TASK: Look for "this" in each line of the entries, and return the matching lines.

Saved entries

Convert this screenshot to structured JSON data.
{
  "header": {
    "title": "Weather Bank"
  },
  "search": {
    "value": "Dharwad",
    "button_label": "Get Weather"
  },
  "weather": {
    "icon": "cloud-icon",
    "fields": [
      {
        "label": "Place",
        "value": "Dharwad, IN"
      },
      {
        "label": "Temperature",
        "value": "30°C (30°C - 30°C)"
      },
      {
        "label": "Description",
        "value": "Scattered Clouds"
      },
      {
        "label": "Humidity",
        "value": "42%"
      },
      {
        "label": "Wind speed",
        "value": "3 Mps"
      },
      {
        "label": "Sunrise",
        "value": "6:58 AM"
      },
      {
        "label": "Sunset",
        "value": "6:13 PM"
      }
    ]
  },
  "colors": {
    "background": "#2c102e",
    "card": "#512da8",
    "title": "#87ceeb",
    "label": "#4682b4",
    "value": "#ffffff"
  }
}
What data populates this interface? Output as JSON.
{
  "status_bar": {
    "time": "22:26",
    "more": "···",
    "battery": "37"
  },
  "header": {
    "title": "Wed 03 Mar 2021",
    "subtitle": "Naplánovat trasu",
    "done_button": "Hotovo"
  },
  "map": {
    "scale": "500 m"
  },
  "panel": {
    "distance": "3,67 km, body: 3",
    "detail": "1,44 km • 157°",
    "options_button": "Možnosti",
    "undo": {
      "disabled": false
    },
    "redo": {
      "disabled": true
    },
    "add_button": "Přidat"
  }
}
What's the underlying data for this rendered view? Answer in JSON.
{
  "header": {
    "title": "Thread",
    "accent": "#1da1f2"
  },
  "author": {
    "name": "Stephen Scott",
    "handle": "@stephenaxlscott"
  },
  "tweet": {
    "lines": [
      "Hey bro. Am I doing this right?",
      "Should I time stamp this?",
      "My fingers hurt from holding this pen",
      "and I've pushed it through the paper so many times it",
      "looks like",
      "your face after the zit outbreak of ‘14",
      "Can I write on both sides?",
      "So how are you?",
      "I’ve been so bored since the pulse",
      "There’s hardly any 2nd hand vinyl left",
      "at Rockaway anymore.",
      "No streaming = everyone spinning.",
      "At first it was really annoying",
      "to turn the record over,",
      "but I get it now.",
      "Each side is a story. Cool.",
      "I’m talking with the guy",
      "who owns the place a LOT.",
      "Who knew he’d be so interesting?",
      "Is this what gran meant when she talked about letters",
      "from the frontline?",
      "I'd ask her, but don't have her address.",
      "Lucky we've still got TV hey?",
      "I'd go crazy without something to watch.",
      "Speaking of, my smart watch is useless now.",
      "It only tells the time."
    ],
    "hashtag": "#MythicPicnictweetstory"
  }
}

RESPONSE TO THE EXERCISE:
Convert this screenshot to structured JSON data.
What data populates this interface? Output as JSON.
What's the underlying data for this rendered view? Answer in JSON.
      "Hey bro. Am I doing this right?",
      "Should I time stamp this?",
      "My fingers hurt from holding this pen",
      "Is this what gran meant when she talked about letters",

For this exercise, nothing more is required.